▶ Work to complete: Would you return the complete listing below word for word?

************

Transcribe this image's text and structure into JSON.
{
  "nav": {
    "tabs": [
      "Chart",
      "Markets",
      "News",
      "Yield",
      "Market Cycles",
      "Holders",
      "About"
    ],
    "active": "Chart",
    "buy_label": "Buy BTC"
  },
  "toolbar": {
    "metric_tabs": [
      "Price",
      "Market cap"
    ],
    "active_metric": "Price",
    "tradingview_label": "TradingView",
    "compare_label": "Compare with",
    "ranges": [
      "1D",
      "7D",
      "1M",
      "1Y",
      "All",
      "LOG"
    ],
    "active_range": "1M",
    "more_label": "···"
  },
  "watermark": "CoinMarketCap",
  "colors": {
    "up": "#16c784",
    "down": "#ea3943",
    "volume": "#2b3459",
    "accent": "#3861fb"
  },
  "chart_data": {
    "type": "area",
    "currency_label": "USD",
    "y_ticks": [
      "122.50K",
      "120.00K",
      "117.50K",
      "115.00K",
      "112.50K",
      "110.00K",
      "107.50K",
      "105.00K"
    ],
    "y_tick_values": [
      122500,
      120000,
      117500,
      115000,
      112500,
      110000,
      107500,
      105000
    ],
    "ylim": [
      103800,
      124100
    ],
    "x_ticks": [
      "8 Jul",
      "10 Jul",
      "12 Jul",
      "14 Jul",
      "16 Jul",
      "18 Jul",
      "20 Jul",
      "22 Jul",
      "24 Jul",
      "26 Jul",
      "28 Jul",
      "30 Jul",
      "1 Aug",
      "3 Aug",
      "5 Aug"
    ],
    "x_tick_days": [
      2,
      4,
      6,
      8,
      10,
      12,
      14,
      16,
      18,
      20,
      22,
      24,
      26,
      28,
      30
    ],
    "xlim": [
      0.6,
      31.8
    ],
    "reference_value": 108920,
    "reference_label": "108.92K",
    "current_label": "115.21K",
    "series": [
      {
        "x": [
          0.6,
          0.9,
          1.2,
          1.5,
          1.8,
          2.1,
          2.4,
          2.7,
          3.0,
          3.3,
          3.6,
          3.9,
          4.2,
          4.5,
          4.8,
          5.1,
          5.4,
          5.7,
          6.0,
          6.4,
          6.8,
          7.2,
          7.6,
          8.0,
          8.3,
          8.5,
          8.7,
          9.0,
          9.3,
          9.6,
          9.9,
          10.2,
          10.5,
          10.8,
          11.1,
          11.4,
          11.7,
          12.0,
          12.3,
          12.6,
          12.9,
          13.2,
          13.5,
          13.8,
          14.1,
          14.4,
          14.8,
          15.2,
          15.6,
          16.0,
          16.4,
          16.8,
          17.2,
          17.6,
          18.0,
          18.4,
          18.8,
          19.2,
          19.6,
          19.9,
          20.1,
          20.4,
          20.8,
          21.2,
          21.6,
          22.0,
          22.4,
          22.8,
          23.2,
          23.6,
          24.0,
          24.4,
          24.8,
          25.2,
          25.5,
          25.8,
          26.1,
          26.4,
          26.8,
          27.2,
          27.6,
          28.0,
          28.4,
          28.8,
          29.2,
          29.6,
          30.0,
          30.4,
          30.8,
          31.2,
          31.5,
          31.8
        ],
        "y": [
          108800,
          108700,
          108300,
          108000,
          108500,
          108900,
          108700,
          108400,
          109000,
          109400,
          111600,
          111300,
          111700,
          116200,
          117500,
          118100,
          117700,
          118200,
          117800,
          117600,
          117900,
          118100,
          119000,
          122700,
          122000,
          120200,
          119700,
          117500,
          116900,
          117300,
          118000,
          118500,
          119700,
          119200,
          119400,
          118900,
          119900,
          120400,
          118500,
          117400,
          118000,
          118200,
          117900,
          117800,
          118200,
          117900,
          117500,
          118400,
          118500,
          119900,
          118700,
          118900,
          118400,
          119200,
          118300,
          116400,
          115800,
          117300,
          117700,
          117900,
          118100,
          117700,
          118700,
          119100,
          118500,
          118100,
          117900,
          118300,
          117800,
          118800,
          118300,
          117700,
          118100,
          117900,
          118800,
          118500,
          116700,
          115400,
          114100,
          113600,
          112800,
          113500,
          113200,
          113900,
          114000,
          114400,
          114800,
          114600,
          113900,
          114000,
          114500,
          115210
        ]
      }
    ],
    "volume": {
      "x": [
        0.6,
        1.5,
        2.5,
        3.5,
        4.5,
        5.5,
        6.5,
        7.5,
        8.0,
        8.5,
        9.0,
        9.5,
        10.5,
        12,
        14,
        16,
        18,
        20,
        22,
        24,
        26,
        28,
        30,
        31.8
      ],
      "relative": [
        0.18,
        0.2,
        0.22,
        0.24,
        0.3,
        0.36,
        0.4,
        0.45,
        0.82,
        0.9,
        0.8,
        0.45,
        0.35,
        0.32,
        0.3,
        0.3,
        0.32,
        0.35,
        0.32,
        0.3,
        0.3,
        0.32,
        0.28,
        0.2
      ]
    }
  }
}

************

▶ Response to this task:
Transcribe this image's text and structure into JSON.
{
  "nav": {
    "tabs": [
      "Chart",
      "Markets",
      "News",
      "Yield",
      "Market Cycles",
      "Holders",
      "About"
    ],
    "active": "Chart",
    "buy_label": "Buy BTC"
  },
  "toolbar": {
    "metric_tabs": [
      "Price",
      "Market cap"
    ],
    "active_metric": "Price",
    "tradingview_label": "TradingView",
    "compare_label": "Compare with",
    "ranges": [
      "1D",
      "7D",
      "1M",
      "1Y",
      "All",
      "LOG"
    ],
    "active_range": "1M",
    "more_label": "···"
  },
  "watermark": "CoinMarketCap",
  "colors": {
    "up": "#16c784",
    "down": "#ea3943",
    "volume": "#2b3459",
    "accent": "#3861fb"
  },
  "chart_data": {
    "type": "area",
    "currency_label": "USD",
    "y_ticks": [
      "122.50K",
      "120.00K",
      "117.50K",
      "115.00K",
      "112.50K",
      "110.00K",
      "107.50K",
      "105.00K"
    ],
    "y_tick_values": [
      122500,
      120000,
      117500,
      115000,
      112500,
      110000,
      107500,
      105000
    ],
    "ylim": [
      103800,
      124100
    ],
    "x_ticks": [
      "8 Jul",
      "10 Jul",
      "12 Jul",
      "14 Jul",
      "16 Jul",
      "18 Jul",
      "20 Jul",
      "22 Jul",
      "24 Jul",
      "26 Jul",
      "28 Jul",
      "30 Jul",
      "1 Aug",
      "3 Aug",
      "5 Aug"
    ],
    "x_tick_days": [
      2,
      4,
      6,
      8,
      10,
      12,
      14,
      16,
      18,
      20,
      22,
      24,
      26,
      28,
      30
    ],
    "xlim": [
      0.6,
      31.8
    ],
    "reference_value": 108920,
    "reference_label": "108.92K",
    "current_label": "115.21K",
    "series": [
      {
        "x": [
          0.6,
          0.9,
          1.2,
          1.5,
          1.8,
          2.1,
          2.4,
          2.7,
          3.0,
          3.3,
          3.6,
          3.9,
          4.2,
          4.5,
          4.8,
          5.1,
          5.4,
          5.7,
          6.0,
          6.4,
          6.8,
          7.2,
          7.6,
          8.0,
          8.3,
          8.5,
          8.7,
          9.0,
          9.3,
          9.6,
          9.9,
          10.2,
          10.5,
          10.8,
          11.1,
          11.4,
          11.7,
          12.0,
          12.3,
          12.6,
          12.9,
          13.2,
          13.5,
          13.8,
          14.1,
          14.4,
          14.8,
          15.2,
          15.6,
          16.0,
          16.4,
          16.8,
          17.2,
          17.6,
          18.0,
          18.4,
          18.8,
          19.2,
          19.6,
          19.9,
          20.1,
          20.4,
          20.8,
          21.2,
          21.6,
          22.0,
          22.4,
          22.8,
          23.2,
          23.6,
          24.0,
          24.4,
          24.8,
          25.2,
          25.5,
          25.8,
          26.1,
          26.4,
          26.8,
          27.2,
          27.6,
          28.0,
          28.4,
          28.8,
          29.2,
          29.6,
          30.0,
          30.4,
          30.8,
          31.2,
          31.5,
          31.8
        ],
        "y": [
          108800,
          108700,
          108300,
          108000,
          108500,
          108900,
          108700,
          108400,
          109000,
          109400,
          111600,
          111300,
          111700,
          116200,
          117500,
          118100,
          117700,
          118200,
          117800,
          117600,
          117900,
          118100,
          119000,
          122700,
          122000,
          120200,
          119700,
          117500,
          116900,
          117300,
          118000,
          118500,
          119700,
          119200,
          119400,
          118900,
          119900,
          120400,
          118500,
          117400,
          118000,
          118200,
          117900,
          117800,
          118200,
          117900,
          117500,
          118400,
          118500,
          119900,
          118700,
          118900,
          118400,
          119200,
          118300,
          116400,
          115800,
          117300,
          117700,
          117900,
          118100,
          117700,
          118700,
          119100,
          118500,
          118100,
          117900,
          118300,
          117800,
          118800,
          118300,
          117700,
          118100,
          117900,
          118800,
          118500,
          116700,
          115400,
          114100,
          113600,
          112800,
          113500,
          113200,
          113900,
          114000,
          114400,
          114800,
          114600,
          113900,
          114000,
          114500,
          115210
        ]
      }
    ],
    "volume": {
      "x": [
        0.6,
        1.5,
        2.5,
        3.5,
        4.5,
        5.5,
        6.5,
        7.5,
        8.0,
        8.5,
        9.0,
        9.5,
        10.5,
        12,
        14,
        16,
        18,
        20,
        22,
        24,
        26,
        28,
        30,
        31.8
      ],
      "relative": [
        0.18,
        0.2,
        0.22,
        0.24,
        0.3,
        0.36,
        0.4,
        0.45,
        0.82,
        0.9,
        0.8,
        0.45,
        0.35,
        0.32,
        0.3,
        0.3,
        0.32,
        0.35,
        0.32,
        0.3,
        0.3,
        0.32,
        0.28,
        0.2
      ]
    }
  }
}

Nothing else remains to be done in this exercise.